### AIM
Please quote every line word for word.

### PROVIDED DATA
* Begin *

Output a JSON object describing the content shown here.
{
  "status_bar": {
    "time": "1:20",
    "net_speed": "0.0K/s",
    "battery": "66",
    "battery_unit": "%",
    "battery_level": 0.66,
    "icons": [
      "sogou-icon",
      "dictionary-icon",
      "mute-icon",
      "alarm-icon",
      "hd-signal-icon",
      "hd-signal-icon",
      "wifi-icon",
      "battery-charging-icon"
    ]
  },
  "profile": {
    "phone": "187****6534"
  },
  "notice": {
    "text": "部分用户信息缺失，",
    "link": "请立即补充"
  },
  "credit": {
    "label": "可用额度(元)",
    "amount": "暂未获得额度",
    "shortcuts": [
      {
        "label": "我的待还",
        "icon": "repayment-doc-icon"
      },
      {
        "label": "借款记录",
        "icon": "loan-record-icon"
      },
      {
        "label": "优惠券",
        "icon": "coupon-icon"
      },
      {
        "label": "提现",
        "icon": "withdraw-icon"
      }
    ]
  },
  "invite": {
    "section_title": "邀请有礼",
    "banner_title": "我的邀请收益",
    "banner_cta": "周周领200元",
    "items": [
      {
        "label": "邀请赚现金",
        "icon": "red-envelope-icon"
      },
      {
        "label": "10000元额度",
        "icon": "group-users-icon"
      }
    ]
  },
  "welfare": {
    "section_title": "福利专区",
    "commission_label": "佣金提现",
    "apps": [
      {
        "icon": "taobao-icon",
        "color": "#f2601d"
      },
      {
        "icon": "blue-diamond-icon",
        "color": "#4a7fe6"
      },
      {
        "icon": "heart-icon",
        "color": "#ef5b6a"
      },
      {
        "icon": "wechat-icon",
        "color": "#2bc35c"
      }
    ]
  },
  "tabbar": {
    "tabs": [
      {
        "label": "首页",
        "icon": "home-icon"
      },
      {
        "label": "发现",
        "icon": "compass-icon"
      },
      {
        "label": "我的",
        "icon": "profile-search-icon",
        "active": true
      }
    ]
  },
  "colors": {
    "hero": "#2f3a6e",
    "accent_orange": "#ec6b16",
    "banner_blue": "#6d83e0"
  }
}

* End *

### FINISHED ANSWER
Output a JSON object describing the content shown here.
{
  "status_bar": {
    "time": "1:20",
    "net_speed": "0.0K/s",
    "battery": "66",
    "battery_unit": "%",
    "battery_level": 0.66,
    "icons": [
      "sogou-icon",
      "dictionary-icon",
      "mute-icon",
      "alarm-icon",
      "hd-signal-icon",
      "hd-signal-icon",
      "wifi-icon",
      "battery-charging-icon"
    ]
  },
  "profile": {
    "phone": "187****6534"
  },
  "notice": {
    "text": "部分用户信息缺失，",
    "link": "请立即补充"
  },
  "credit": {
    "label": "可用额度(元)",
    "amount": "暂未获得额度",
    "shortcuts": [
      {
        "label": "我的待还",
        "icon": "repayment-doc-icon"
      },
      {
        "label": "借款记录",
        "icon": "loan-record-icon"
      },
      {
        "label": "优惠券",
        "icon": "coupon-icon"
      },
      {
        "label": "提现",
        "icon": "withdraw-icon"
      }
    ]
  },
  "invite": {
    "section_title": "邀请有礼",
    "banner_title": "我的邀请收益",
    "banner_cta": "周周领200元",
    "items": [
      {
        "label": "邀请赚现金",
        "icon": "red-envelope-icon"
      },
      {
        "label": "10000元额度",
        "icon": "group-users-icon"
      }
    ]
  },
  "welfare": {
    "section_title": "福利专区",
    "commission_label": "佣金提现",
    "apps": [
      {
        "icon": "taobao-icon",
        "color": "#f2601d"
      },
      {
        "icon": "blue-diamond-icon",
        "color": "#4a7fe6"
      },
      {
        "icon": "heart-icon",
        "color": "#ef5b6a"
      },
      {
        "icon": "wechat-icon",
        "color": "#2bc35c"
      }
    ]
  },
  "tabbar": {
    "tabs": [
      {
        "label": "首页",
        "icon": "home-icon"
      },
      {
        "label": "发现",
        "icon": "compass-icon"
      },
      {
        "label": "我的",
        "icon": "profile-search-icon",
        "active": true
      }
    ]
  },
  "colors": {
    "hero": "#2f3a6e",
    "accent_orange": "#ec6b16",
    "banner_blue": "#6d83e0"
  }
}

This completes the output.